DIRECTION →
Write out the entries verbatim and leave the images out of the copy.

** begin EXERCISE INPUTS **

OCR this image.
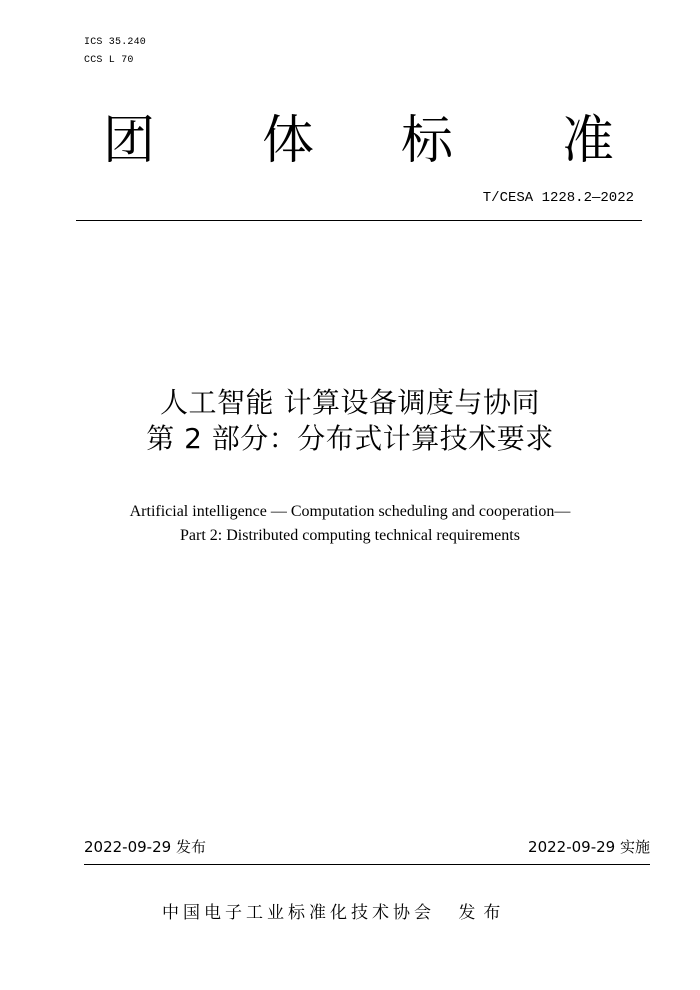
ICS 35.240
CCS L 70
团 体 标 准
T/CESA 1228.2—2022
人工智能 计算设备调度与协同
第 2 部分：分布式计算技术要求
Artificial intelligence — Computation scheduling and cooperation—
Part 2: Distributed computing technical requirements
2022-09-29 发布	2022-09-29 实施
中国电子工业标准化技术协会 发布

** end EXERCISE INPUTS **

ANSWER TO THIS PROBLEM →
OCR this image.
ICS 35.240
CCS L 70
团 体 标 准
T/CESA 1228.2—2022
人工智能 计算设备调度与协同
第 2 部分：分布式计算技术要求
Artificial intelligence — Computation scheduling and cooperation—
Part 2: Distributed computing technical requirements
2022-09-29 发布	2022-09-29 实施
中国电子工业标准化技术协会 发布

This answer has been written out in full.